══ RAW RECORDS

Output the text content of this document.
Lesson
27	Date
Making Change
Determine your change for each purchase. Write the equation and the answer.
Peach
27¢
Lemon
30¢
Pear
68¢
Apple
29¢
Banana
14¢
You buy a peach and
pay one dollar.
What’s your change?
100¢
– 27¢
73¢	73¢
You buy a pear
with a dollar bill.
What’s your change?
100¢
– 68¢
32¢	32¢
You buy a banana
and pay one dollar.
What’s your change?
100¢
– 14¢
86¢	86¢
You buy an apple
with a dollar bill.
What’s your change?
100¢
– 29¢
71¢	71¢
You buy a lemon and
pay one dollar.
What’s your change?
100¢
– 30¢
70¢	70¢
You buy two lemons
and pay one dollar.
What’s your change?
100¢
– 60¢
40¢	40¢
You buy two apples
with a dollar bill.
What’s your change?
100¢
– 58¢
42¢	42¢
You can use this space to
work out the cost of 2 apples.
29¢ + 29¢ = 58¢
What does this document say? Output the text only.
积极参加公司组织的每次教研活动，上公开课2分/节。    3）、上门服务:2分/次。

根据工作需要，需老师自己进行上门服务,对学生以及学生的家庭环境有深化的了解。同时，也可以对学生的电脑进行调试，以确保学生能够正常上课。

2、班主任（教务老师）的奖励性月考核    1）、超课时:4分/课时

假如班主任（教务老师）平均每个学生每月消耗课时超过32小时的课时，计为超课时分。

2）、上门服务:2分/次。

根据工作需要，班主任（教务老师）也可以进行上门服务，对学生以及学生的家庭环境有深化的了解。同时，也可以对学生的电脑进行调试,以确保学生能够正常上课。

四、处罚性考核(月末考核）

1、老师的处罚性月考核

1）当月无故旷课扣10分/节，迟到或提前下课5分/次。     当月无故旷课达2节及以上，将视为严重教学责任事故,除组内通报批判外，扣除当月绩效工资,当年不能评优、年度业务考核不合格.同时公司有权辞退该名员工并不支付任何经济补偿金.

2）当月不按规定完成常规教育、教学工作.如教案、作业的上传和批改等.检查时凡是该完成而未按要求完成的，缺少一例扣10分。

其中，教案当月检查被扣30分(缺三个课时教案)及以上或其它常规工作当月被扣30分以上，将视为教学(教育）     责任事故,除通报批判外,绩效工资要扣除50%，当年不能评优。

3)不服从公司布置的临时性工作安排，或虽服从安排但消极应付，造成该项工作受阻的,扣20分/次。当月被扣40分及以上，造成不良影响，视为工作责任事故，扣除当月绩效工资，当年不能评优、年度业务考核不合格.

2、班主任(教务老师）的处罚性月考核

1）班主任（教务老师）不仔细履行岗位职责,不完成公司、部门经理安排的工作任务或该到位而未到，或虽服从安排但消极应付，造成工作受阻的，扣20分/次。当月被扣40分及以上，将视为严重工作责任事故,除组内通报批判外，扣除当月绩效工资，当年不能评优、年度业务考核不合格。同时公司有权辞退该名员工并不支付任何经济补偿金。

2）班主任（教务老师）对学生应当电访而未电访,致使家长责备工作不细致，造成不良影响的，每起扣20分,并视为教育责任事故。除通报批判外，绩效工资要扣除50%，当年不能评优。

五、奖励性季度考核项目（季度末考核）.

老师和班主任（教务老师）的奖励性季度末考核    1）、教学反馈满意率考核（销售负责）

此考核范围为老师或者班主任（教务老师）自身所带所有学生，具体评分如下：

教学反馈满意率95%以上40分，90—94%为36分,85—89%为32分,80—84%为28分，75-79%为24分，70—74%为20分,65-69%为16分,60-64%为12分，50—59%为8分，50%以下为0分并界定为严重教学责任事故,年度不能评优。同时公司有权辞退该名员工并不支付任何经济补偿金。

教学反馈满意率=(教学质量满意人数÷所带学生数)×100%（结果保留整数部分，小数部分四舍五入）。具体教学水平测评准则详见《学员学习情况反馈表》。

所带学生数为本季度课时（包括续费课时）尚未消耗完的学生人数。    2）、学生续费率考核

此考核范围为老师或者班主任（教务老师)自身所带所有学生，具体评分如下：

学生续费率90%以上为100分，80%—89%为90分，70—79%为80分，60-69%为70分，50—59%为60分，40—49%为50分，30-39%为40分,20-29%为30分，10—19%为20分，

════

Make a list of all lines in the data that contain "自身所带所有学生".

此考核范围为老师或者班主任（教务老师）自身所带所有学生，具体评分如下：
此考核范围为老师或者班主任（教务老师)自身所带所有学生，具体评分如下：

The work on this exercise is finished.